(Collected data)
......

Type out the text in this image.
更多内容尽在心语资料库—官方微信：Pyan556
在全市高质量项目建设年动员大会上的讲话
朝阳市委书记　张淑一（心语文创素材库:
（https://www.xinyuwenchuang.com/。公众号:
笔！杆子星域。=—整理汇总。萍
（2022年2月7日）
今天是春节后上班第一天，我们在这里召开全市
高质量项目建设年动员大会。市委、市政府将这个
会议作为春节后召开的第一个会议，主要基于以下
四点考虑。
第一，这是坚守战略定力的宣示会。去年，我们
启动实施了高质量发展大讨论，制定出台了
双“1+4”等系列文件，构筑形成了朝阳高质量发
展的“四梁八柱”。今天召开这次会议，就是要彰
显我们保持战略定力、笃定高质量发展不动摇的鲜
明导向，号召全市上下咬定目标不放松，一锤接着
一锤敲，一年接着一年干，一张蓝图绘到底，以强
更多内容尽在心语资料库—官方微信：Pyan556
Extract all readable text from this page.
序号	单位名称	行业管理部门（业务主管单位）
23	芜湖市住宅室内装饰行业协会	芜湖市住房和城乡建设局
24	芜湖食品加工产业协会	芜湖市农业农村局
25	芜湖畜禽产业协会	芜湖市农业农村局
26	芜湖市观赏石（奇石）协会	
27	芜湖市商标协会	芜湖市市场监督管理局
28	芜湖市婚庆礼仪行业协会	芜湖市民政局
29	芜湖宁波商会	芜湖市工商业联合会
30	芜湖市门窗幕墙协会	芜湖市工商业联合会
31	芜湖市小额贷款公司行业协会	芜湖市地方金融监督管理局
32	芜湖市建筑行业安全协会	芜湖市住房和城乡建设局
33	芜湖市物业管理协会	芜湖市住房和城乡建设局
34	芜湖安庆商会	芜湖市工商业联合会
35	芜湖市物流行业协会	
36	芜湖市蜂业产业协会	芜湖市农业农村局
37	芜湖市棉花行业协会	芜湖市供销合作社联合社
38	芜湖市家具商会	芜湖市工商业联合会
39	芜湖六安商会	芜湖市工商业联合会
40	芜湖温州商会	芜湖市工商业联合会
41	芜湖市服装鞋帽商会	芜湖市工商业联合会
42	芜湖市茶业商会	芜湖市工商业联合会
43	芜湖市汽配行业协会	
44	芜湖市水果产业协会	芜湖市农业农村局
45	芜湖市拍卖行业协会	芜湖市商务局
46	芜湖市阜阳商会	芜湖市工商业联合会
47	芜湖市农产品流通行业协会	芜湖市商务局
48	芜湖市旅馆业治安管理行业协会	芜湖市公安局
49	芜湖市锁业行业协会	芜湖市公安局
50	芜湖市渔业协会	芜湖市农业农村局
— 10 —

......

#### [WHAT YOU ARE ASKED TO DO]
The records above must be repeated exactly, every one of them.

#### [EXERCISE RESPONSE]
Type out the text in this image.
更多内容尽在心语资料库—官方微信：Pyan556
在全市高质量项目建设年动员大会上的讲话
朝阳市委书记　张淑一（心语文创素材库:
（https://www.xinyuwenchuang.com/。公众号:
笔！杆子星域。=—整理汇总。萍
（2022年2月7日）
今天是春节后上班第一天，我们在这里召开全市
高质量项目建设年动员大会。市委、市政府将这个
会议作为春节后召开的第一个会议，主要基于以下
四点考虑。
第一，这是坚守战略定力的宣示会。去年，我们
启动实施了高质量发展大讨论，制定出台了
双“1+4”等系列文件，构筑形成了朝阳高质量发
展的“四梁八柱”。今天召开这次会议，就是要彰
显我们保持战略定力、笃定高质量发展不动摇的鲜
明导向，号召全市上下咬定目标不放松，一锤接着
一锤敲，一年接着一年干，一张蓝图绘到底，以强
更多内容尽在心语资料库—官方微信：Pyan556
Extract all readable text from this page.
序号	单位名称	行业管理部门（业务主管单位）
23	芜湖市住宅室内装饰行业协会	芜湖市住房和城乡建设局
24	芜湖食品加工产业协会	芜湖市农业农村局
25	芜湖畜禽产业协会	芜湖市农业农村局
26	芜湖市观赏石（奇石）协会	
27	芜湖市商标协会	芜湖市市场监督管理局
28	芜湖市婚庆礼仪行业协会	芜湖市民政局
29	芜湖宁波商会	芜湖市工商业联合会
30	芜湖市门窗幕墙协会	芜湖市工商业联合会
31	芜湖市小额贷款公司行业协会	芜湖市地方金融监督管理局
32	芜湖市建筑行业安全协会	芜湖市住房和城乡建设局
33	芜湖市物业管理协会	芜湖市住房和城乡建设局
34	芜湖安庆商会	芜湖市工商业联合会
35	芜湖市物流行业协会	
36	芜湖市蜂业产业协会	芜湖市农业农村局
37	芜湖市棉花行业协会	芜湖市供销合作社联合社
38	芜湖市家具商会	芜湖市工商业联合会
39	芜湖六安商会	芜湖市工商业联合会
40	芜湖温州商会	芜湖市工商业联合会
41	芜湖市服装鞋帽商会	芜湖市工商业联合会
42	芜湖市茶业商会	芜湖市工商业联合会
43	芜湖市汽配行业协会	
44	芜湖市水果产业协会	芜湖市农业农村局
45	芜湖市拍卖行业协会	芜湖市商务局
46	芜湖市阜阳商会	芜湖市工商业联合会
47	芜湖市农产品流通行业协会	芜湖市商务局
48	芜湖市旅馆业治安管理行业协会	芜湖市公安局
49	芜湖市锁业行业协会	芜湖市公安局
50	芜湖市渔业协会	芜湖市农业农村局
— 10 —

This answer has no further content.